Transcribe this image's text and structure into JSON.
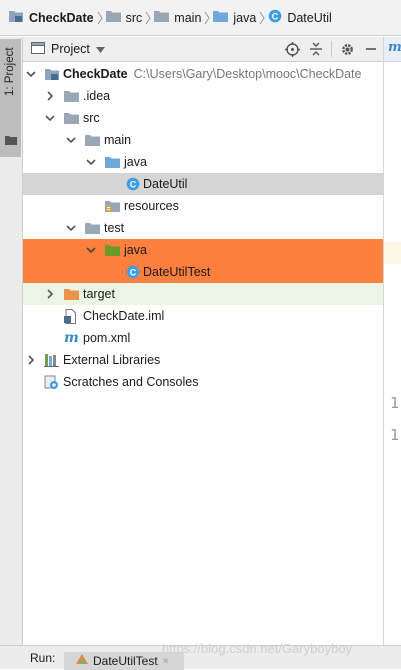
{
  "breadcrumb": [
    {
      "label": "CheckDate",
      "icon": "module-folder-icon"
    },
    {
      "label": "src",
      "icon": "folder-icon"
    },
    {
      "label": "main",
      "icon": "folder-icon"
    },
    {
      "label": "java",
      "icon": "source-folder-icon"
    },
    {
      "label": "DateUtil",
      "icon": "java-class-icon"
    }
  ],
  "tool_strip": {
    "project_tab_label": "1: Project"
  },
  "panel": {
    "title": "Project",
    "actions": [
      "locate-icon",
      "collapse-all-icon",
      "settings-gear-icon",
      "hide-minimize-icon"
    ]
  },
  "tree": {
    "root_name": "CheckDate",
    "root_path": "C:\\Users\\Gary\\Desktop\\mooc\\CheckDate",
    "idea": ".idea",
    "src": "src",
    "main": "main",
    "java_main": "java",
    "dateutil": "DateUtil",
    "resources": "resources",
    "test": "test",
    "java_test": "java",
    "dateutiltest": "DateUtilTest",
    "target": "target",
    "iml": "CheckDate.iml",
    "pom": "pom.xml",
    "external_libraries": "External Libraries",
    "scratches": "Scratches and Consoles"
  },
  "editor": {
    "tab_glyph": "m",
    "line_numbers": [
      "1",
      "1"
    ]
  },
  "runbar": {
    "label": "Run:",
    "tab_label": "DateUtilTest"
  },
  "watermark": "https://blog.csdn.net/Garyboyboy",
  "colors": {
    "selected_gray": "#d5d5d5",
    "selected_orange": "#ff7f3f",
    "excluded_green": "#ebf5e4",
    "folder_blue": "#6fa8dc",
    "test_folder_green": "#6a9a2a",
    "target_orange": "#e8944a"
  }
}
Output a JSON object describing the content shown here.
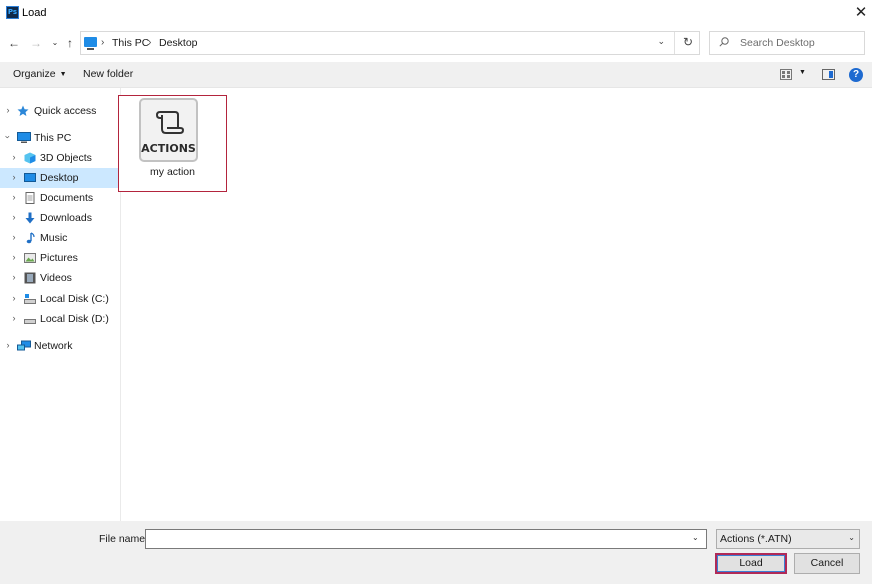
{
  "window": {
    "title": "Load",
    "app_icon_text": "Ps"
  },
  "address": {
    "crumbs": [
      "This PC",
      "Desktop"
    ]
  },
  "search": {
    "placeholder": "Search Desktop"
  },
  "toolbar": {
    "organize_label": "Organize",
    "new_folder_label": "New folder",
    "help_glyph": "?"
  },
  "sidebar": {
    "items": [
      {
        "label": "Quick access",
        "icon": "star-icon"
      },
      {
        "label": "This PC",
        "icon": "computer-icon"
      },
      {
        "label": "3D Objects",
        "icon": "cube-icon"
      },
      {
        "label": "Desktop",
        "icon": "desktop-icon",
        "selected": true
      },
      {
        "label": "Documents",
        "icon": "document-icon"
      },
      {
        "label": "Downloads",
        "icon": "download-arrow-icon"
      },
      {
        "label": "Music",
        "icon": "music-note-icon"
      },
      {
        "label": "Pictures",
        "icon": "picture-icon"
      },
      {
        "label": "Videos",
        "icon": "film-icon"
      },
      {
        "label": "Local Disk (C:)",
        "icon": "drive-icon"
      },
      {
        "label": "Local Disk (D:)",
        "icon": "drive-icon"
      },
      {
        "label": "Network",
        "icon": "network-icon"
      }
    ]
  },
  "files": [
    {
      "name": "my action",
      "thumbnail_text": "ACTIONS",
      "icon": "actions-file-icon"
    }
  ],
  "bottom": {
    "file_name_label": "File name:",
    "file_name_value": "",
    "file_type": "Actions (*.ATN)",
    "load_label": "Load",
    "cancel_label": "Cancel"
  },
  "colors": {
    "selection": "#cce8ff",
    "accent": "#1e6ad0",
    "focus_border": "#b3243d"
  }
}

+++++

Write the full listing out again with every line unchanged, but include no pictures.

Transcribe this image's text and structure into JSON.
{
  "breadcrumb": [
    {
      "label": "CheckDate",
      "icon": "module-folder-icon"
    },
    {
      "label": "src",
      "icon": "folder-icon"
    },
    {
      "label": "main",
      "icon": "folder-icon"
    },
    {
      "label": "java",
      "icon": "source-folder-icon"
    },
    {
      "label": "DateUtil",
      "icon": "java-class-icon"
    }
  ],
  "tool_strip": {
    "project_tab_label": "1: Project"
  },
  "panel": {
    "title": "Project",
    "actions": [
      "locate-icon",
      "collapse-all-icon",
      "settings-gear-icon",
      "hide-minimize-icon"
    ]
  },
  "tree": {
    "root_name": "CheckDate",
    "root_path": "C:\\Users\\Gary\\Desktop\\mooc\\CheckDate",
    "idea": ".idea",
    "src": "src",
    "main": "main",
    "java_main": "java",
    "dateutil": "DateUtil",
    "resources": "resources",
    "test": "test",
    "java_test": "java",
    "dateutiltest": "DateUtilTest",
    "target": "target",
    "iml": "CheckDate.iml",
    "pom": "pom.xml",
    "external_libraries": "External Libraries",
    "scratches": "Scratches and Consoles"
  },
  "editor": {
    "tab_glyph": "m",
    "line_numbers": [
      "1",
      "1"
    ]
  },
  "runbar": {
    "label": "Run:",
    "tab_label": "DateUtilTest"
  },
  "watermark": "https://blog.csdn.net/Garyboyboy",
  "colors": {
    "selected_gray": "#d5d5d5",
    "selected_orange": "#ff7f3f",
    "excluded_green": "#ebf5e4",
    "folder_blue": "#6fa8dc",
    "test_folder_green": "#6a9a2a",
    "target_orange": "#e8944a"
  }
}
Output a JSON object describing the content shown here.
{
  "window": {
    "title": "Load",
    "app_icon_text": "Ps"
  },
  "address": {
    "crumbs": [
      "This PC",
      "Desktop"
    ]
  },
  "search": {
    "placeholder": "Search Desktop"
  },
  "toolbar": {
    "organize_label": "Organize",
    "new_folder_label": "New folder",
    "help_glyph": "?"
  },
  "sidebar": {
    "items": [
      {
        "label": "Quick access",
        "icon": "star-icon"
      },
      {
        "label": "This PC",
        "icon": "computer-icon"
      },
      {
        "label": "3D Objects",
        "icon": "cube-icon"
      },
      {
        "label": "Desktop",
        "icon": "desktop-icon",
        "selected": true
      },
      {
        "label": "Documents",
        "icon": "document-icon"
      },
      {
        "label": "Downloads",
        "icon": "download-arrow-icon"
      },
      {
        "label": "Music",
        "icon": "music-note-icon"
      },
      {
        "label": "Pictures",
        "icon": "picture-icon"
      },
      {
        "label": "Videos",
        "icon": "film-icon"
      },
      {
        "label": "Local Disk (C:)",
        "icon": "drive-icon"
      },
      {
        "label": "Local Disk (D:)",
        "icon": "drive-icon"
      },
      {
        "label": "Network",
        "icon": "network-icon"
      }
    ]
  },
  "files": [
    {
      "name": "my action",
      "thumbnail_text": "ACTIONS",
      "icon": "actions-file-icon"
    }
  ],
  "bottom": {
    "file_name_label": "File name:",
    "file_name_value": "",
    "file_type": "Actions (*.ATN)",
    "load_label": "Load",
    "cancel_label": "Cancel"
  },
  "colors": {
    "selection": "#cce8ff",
    "accent": "#1e6ad0",
    "focus_border": "#b3243d"
  }
}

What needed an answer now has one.